[Extracted data entries]
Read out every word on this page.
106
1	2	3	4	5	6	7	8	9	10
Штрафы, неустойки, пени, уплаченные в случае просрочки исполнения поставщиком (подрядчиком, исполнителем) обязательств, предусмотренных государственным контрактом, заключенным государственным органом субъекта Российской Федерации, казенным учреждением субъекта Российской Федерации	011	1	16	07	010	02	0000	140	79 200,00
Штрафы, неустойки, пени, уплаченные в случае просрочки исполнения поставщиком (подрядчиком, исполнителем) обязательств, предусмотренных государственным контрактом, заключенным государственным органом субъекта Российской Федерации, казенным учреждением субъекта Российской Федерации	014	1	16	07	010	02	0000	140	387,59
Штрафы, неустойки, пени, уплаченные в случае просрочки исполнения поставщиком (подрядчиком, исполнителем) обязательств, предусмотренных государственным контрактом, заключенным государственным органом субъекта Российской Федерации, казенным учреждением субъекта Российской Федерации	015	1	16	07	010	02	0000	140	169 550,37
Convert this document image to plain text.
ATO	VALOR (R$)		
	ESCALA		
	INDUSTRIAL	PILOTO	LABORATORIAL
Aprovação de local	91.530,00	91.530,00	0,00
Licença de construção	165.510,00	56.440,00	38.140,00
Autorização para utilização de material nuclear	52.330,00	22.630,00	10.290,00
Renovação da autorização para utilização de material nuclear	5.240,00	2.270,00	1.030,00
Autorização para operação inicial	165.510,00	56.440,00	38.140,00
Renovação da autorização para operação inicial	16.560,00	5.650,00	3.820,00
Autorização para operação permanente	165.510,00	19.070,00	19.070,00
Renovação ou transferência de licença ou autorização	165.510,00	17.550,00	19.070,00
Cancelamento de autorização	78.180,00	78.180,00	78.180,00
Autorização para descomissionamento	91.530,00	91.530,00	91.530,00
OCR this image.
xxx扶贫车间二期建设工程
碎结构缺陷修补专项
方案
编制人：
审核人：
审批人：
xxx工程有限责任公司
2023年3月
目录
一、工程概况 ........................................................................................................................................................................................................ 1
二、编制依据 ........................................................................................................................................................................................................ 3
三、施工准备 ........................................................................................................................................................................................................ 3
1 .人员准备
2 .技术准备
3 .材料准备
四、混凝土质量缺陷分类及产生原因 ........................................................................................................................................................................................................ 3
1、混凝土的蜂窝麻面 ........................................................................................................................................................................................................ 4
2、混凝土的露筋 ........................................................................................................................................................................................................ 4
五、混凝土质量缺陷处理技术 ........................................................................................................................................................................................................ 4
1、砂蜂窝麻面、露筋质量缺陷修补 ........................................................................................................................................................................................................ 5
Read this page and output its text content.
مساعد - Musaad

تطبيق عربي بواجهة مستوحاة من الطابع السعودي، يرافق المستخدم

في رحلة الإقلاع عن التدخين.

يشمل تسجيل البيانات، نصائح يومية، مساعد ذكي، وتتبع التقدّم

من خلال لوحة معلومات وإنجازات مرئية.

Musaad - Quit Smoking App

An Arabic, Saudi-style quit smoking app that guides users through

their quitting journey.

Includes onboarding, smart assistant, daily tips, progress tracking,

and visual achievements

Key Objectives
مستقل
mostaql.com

• YOUR INSTRUCTIONS: Read through the data and copy every line where "Федерации" shows up.

• RESULT FOR THIS TASK:
Штрафы, неустойки, пени, уплаченные в случае просрочки исполнения поставщиком (подрядчиком, исполнителем) обязательств, предусмотренных государственным контрактом, заключенным государственным органом субъекта Российской Федерации, казенным учреждением субъекта Российской Федерации	011	1	16	07	010	02	0000	140	79 200,00
Штрафы, неустойки, пени, уплаченные в случае просрочки исполнения поставщиком (подрядчиком, исполнителем) обязательств, предусмотренных государственным контрактом, заключенным государственным органом субъекта Российской Федерации, казенным учреждением субъекта Российской Федерации	014	1	16	07	010	02	0000	140	387,59
Штрафы, неустойки, пени, уплаченные в случае просрочки исполнения поставщиком (подрядчиком, исполнителем) обязательств, предусмотренных государственным контрактом, заключенным государственным органом субъекта Российской Федерации, казенным учреждением субъекта Российской Федерации	015	1	16	07	010	02	0000	140	169 550,37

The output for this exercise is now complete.